* **EXCERPTED DATA**
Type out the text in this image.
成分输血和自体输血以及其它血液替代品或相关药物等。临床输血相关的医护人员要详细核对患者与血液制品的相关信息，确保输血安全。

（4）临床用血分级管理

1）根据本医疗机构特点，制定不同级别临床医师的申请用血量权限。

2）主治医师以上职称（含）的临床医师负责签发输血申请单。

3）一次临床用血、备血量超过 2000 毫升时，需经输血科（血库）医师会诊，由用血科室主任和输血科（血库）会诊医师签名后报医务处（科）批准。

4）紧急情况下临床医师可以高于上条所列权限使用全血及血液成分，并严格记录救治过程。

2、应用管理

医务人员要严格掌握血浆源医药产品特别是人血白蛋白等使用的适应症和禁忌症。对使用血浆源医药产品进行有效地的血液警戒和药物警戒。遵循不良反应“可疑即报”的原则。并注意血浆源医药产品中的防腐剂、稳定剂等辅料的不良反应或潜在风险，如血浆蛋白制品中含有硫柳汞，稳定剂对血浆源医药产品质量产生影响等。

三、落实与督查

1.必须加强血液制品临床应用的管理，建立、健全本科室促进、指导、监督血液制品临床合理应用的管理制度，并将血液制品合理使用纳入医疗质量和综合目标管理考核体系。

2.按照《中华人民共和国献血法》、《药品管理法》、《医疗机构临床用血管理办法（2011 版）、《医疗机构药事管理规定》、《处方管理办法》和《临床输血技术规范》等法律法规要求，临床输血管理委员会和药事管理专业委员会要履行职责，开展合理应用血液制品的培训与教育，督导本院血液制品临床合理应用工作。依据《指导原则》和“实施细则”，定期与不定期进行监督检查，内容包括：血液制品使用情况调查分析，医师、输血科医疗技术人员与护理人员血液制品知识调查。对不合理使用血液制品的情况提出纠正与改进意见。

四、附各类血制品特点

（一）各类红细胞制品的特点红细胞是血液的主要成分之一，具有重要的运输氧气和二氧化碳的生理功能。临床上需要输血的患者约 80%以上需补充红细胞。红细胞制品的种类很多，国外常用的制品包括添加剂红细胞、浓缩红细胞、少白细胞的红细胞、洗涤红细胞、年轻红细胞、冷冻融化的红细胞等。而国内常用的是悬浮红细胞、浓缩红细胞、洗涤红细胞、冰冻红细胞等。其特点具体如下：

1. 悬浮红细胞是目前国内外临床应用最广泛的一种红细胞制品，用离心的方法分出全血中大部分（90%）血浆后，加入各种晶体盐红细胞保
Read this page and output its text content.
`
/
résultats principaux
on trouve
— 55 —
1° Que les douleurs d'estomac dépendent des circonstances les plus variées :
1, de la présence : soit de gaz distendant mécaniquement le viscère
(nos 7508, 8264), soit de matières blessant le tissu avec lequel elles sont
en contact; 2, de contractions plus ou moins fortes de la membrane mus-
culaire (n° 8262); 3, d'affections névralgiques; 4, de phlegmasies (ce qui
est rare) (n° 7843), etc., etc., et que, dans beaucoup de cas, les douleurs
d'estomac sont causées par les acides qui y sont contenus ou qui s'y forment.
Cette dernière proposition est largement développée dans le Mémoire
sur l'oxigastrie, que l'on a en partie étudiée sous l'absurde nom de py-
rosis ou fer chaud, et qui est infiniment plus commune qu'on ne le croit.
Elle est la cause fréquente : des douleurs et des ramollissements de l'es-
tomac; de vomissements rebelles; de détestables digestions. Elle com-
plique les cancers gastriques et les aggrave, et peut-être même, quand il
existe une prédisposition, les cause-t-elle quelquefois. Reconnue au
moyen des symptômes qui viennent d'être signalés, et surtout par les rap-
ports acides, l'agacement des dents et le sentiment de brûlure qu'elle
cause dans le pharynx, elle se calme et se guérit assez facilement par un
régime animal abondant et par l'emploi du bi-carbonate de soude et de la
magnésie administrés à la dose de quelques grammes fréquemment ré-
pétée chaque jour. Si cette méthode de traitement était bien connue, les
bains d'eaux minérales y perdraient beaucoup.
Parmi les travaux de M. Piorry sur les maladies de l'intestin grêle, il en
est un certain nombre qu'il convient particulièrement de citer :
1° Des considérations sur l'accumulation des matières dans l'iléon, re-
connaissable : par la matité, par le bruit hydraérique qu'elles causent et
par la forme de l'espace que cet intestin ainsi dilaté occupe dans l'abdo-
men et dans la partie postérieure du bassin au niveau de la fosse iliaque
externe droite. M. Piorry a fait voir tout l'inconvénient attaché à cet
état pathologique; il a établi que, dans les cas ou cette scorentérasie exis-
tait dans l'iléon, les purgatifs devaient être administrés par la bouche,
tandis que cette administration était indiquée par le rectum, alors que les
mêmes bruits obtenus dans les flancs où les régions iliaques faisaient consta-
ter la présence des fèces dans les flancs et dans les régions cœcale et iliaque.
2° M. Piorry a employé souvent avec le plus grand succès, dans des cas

* **WHAT TO WORK ON**
Reply with only the number of lines in the entries that contain the word "estomac".

* **RESULT OF THE EXERCISE**
2